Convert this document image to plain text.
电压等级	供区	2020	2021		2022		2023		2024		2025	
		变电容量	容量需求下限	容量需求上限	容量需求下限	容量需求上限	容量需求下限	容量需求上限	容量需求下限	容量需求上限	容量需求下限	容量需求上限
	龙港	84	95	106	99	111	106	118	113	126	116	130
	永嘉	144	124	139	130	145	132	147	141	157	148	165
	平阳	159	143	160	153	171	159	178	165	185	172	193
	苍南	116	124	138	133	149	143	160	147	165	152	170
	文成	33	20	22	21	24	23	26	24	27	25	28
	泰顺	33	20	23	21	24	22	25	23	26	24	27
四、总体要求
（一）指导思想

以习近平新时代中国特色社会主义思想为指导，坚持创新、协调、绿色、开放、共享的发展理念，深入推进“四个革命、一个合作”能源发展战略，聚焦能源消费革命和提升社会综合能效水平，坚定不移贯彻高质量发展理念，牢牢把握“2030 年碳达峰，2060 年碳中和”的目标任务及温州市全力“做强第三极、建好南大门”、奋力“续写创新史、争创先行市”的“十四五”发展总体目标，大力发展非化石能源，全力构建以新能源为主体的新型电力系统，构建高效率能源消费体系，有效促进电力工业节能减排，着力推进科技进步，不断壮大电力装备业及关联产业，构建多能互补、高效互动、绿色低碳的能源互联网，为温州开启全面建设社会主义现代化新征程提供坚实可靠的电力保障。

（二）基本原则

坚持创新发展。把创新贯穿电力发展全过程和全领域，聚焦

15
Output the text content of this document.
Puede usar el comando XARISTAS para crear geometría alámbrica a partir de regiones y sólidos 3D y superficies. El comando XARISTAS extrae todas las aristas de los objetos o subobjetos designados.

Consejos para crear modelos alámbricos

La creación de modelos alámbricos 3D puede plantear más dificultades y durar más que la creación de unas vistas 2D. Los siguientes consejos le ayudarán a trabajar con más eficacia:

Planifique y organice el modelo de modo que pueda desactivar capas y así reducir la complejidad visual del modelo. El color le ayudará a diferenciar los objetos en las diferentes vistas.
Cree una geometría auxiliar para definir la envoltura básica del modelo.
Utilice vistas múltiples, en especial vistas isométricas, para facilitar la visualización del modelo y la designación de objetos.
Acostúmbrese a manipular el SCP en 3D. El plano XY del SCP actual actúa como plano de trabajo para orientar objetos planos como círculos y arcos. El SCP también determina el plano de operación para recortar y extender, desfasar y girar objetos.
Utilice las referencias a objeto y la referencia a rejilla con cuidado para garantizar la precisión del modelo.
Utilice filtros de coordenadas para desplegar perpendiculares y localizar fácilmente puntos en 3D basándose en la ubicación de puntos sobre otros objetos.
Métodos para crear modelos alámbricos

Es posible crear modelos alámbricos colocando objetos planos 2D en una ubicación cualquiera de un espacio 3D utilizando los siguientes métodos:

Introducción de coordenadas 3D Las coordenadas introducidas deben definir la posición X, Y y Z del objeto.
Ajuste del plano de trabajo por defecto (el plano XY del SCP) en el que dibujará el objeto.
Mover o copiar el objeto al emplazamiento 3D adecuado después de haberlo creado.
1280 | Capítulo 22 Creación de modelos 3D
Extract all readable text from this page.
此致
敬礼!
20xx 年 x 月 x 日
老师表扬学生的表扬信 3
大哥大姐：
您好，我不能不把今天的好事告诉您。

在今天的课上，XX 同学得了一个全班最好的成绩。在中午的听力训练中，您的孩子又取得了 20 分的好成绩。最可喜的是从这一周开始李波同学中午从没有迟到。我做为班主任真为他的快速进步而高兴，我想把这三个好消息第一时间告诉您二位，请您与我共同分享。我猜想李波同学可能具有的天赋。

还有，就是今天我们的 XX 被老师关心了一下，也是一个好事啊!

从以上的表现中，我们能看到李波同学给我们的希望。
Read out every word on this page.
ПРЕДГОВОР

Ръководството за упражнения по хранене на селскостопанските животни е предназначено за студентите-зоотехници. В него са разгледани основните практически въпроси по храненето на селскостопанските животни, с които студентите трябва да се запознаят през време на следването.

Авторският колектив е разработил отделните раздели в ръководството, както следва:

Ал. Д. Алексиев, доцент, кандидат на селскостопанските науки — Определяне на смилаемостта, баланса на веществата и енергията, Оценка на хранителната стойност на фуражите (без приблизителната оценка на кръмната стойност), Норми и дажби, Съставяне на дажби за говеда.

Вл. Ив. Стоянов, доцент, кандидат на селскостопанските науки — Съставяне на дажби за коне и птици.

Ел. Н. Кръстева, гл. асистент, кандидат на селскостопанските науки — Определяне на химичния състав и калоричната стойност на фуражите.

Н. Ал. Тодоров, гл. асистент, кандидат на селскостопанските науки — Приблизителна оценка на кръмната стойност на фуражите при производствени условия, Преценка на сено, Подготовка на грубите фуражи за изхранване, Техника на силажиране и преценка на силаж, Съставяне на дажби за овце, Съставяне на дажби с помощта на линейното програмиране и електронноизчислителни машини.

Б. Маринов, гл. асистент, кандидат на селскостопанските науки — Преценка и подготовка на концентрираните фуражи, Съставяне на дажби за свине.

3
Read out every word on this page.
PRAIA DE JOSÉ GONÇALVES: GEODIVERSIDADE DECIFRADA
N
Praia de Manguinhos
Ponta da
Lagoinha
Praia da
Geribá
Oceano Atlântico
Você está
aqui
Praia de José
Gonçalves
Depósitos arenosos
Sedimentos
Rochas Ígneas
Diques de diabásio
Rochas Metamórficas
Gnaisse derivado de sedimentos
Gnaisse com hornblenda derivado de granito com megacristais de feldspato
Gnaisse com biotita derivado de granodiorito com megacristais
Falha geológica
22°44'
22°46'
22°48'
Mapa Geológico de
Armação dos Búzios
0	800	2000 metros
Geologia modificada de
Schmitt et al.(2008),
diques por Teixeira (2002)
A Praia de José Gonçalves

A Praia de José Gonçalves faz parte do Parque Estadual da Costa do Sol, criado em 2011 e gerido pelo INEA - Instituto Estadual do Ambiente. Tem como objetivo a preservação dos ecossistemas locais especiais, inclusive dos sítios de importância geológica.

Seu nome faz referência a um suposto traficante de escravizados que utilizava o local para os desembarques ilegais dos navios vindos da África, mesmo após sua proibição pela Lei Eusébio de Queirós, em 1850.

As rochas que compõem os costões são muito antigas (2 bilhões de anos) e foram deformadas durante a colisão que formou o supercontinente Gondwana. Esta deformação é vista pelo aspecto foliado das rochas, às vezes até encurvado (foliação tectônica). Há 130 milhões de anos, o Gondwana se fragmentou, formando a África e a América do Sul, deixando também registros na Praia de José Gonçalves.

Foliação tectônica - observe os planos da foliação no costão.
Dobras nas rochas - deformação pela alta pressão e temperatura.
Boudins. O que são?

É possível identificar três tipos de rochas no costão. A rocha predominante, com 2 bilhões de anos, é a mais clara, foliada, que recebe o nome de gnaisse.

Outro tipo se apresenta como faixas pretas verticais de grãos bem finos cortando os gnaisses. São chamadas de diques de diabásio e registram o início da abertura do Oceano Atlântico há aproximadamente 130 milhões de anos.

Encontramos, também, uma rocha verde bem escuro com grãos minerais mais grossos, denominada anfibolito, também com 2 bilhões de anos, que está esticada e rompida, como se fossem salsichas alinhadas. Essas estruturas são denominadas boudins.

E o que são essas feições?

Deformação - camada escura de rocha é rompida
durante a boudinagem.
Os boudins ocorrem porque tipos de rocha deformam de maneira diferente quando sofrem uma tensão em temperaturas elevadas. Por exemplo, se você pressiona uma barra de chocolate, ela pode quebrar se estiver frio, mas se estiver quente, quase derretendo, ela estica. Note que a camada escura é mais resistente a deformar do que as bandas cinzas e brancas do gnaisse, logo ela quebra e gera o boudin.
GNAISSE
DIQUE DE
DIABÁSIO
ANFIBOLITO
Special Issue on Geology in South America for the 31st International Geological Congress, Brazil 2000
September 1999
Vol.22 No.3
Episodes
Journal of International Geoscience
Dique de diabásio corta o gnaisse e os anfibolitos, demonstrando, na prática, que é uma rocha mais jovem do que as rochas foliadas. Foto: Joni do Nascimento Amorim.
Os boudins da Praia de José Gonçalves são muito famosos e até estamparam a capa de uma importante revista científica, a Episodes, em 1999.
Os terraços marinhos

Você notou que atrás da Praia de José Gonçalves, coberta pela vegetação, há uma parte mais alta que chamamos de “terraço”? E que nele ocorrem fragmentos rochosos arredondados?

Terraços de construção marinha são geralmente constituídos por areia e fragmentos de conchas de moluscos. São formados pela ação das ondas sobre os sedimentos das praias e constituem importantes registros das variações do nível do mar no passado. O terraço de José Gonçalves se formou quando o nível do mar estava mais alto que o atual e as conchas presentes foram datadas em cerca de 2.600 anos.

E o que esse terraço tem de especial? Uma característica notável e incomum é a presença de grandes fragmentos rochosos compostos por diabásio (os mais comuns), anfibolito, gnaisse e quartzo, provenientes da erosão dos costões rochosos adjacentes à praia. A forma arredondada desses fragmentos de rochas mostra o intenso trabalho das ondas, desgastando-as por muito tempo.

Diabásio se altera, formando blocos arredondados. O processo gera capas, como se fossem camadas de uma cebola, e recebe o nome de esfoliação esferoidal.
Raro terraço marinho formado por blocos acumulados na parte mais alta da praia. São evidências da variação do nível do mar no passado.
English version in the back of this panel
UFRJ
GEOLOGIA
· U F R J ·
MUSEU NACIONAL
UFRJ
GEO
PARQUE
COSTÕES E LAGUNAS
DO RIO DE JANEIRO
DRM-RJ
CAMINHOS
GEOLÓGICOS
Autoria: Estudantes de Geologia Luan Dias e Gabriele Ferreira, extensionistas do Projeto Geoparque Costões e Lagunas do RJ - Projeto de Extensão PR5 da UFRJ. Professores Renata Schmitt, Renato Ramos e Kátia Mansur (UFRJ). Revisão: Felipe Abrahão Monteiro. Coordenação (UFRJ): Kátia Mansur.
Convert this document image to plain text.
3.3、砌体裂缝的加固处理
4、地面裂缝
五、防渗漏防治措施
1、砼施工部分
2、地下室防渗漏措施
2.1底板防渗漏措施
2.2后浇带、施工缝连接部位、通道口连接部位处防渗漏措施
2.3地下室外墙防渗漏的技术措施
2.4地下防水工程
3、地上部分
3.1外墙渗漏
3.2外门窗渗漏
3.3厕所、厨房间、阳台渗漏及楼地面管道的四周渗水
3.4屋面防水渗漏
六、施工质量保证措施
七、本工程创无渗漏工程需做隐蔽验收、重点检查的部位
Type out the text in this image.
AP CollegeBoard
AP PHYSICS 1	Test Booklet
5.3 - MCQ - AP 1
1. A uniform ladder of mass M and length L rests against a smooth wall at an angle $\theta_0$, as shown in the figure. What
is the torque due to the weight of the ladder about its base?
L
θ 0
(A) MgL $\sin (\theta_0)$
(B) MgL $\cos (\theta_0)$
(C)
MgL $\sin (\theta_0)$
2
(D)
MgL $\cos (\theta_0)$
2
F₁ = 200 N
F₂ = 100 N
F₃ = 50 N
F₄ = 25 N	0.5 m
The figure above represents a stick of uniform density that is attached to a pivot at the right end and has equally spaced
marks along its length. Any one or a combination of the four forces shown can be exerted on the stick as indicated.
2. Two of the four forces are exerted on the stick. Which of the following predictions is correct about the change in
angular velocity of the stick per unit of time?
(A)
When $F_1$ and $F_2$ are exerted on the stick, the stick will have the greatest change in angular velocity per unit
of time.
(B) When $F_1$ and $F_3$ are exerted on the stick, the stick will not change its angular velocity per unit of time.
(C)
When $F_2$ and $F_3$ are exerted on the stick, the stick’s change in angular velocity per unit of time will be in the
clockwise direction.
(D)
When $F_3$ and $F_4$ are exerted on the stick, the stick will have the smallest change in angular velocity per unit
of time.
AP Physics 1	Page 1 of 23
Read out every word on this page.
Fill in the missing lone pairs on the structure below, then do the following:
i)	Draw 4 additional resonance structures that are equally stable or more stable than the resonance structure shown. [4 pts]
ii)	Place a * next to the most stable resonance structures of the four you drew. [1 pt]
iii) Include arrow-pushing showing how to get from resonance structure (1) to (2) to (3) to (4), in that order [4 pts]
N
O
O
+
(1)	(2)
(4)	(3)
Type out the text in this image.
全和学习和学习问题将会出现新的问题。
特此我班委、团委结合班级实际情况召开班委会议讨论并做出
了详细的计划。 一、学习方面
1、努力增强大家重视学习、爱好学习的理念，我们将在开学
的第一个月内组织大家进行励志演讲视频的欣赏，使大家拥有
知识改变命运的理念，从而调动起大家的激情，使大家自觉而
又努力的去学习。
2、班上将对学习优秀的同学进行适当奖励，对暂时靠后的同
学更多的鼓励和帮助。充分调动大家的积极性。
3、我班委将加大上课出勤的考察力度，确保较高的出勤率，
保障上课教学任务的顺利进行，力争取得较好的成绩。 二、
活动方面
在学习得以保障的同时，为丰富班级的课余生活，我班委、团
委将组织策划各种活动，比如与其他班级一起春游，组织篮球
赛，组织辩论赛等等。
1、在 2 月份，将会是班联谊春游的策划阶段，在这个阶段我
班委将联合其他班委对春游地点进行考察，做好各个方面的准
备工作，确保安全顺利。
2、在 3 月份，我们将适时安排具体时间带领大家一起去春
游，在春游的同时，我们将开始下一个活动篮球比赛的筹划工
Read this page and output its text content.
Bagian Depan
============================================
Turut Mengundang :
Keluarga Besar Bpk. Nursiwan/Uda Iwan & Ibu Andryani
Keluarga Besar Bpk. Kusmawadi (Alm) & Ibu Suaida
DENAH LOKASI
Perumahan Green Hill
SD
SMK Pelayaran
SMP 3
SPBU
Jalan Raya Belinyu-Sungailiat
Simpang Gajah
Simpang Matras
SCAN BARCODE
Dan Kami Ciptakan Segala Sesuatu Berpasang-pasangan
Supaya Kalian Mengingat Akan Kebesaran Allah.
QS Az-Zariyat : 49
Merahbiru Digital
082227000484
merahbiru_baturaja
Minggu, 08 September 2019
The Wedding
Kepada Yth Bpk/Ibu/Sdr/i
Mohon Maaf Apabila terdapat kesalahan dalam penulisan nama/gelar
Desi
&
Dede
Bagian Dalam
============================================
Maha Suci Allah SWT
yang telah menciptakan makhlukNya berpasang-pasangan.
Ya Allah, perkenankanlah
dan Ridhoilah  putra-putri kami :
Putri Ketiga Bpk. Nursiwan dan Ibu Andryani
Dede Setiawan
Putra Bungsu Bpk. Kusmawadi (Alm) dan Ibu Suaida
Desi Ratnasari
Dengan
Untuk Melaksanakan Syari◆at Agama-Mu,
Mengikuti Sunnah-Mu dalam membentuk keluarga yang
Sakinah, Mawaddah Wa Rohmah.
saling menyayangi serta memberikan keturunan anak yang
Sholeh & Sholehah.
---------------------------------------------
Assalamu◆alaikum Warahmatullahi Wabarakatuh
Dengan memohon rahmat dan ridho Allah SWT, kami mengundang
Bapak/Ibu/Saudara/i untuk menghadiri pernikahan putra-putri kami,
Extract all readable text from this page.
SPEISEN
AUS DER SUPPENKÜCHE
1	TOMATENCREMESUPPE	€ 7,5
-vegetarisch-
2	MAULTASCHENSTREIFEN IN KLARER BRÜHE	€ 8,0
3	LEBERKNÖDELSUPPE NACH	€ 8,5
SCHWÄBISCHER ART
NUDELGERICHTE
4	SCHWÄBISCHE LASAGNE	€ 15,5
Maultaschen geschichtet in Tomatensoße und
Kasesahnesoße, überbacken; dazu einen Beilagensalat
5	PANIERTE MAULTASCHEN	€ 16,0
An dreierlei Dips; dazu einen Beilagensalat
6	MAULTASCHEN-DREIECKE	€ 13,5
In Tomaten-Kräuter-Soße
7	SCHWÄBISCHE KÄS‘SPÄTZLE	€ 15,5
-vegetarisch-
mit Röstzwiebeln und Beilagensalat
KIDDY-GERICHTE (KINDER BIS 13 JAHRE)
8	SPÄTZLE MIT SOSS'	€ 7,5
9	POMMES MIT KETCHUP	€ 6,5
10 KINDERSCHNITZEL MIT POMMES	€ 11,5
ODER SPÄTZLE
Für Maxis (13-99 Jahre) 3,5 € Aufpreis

__SHORT TASK__. In the material above, find each line that contains the word "селскостопанските", and select it.

__ANSWER TO THIS PROBLEM__.
Ръководството за упражнения по хранене на селскостопанските животни е предназначено за студентите-зоотехници. В него са разгледани основните практически въпроси по храненето на селскостопанските животни, с които студентите трябва да се запознаят през време на следването.
Ал. Д. Алексиев, доцент, кандидат на селскостопанските науки — Определяне на смилаемостта, баланса на веществата и енергията, Оценка на хранителната стойност на фуражите (без приблизителната оценка на кръмната стойност), Норми и дажби, Съставяне на дажби за говеда.
Вл. Ив. Стоянов, доцент, кандидат на селскостопанските науки — Съставяне на дажби за коне и птици.
Ел. Н. Кръстева, гл. асистент, кандидат на селскостопанските науки — Определяне на химичния състав и калоричната стойност на фуражите.
Н. Ал. Тодоров, гл. асистент, кандидат на селскостопанските науки — Приблизителна оценка на кръмната стойност на фуражите при производствени условия, Преценка на сено, Подготовка на грубите фуражи за изхранване, Техника на силажиране и преценка на силаж, Съставяне на дажби за овце, Съставяне на дажби с помощта на линейното програмиране и електронноизчислителни машини.
Б. Маринов, гл. асистент, кандидат на селскостопанските науки — Преценка и подготовка на концентрираните фуражи, Съставяне на дажби за свине.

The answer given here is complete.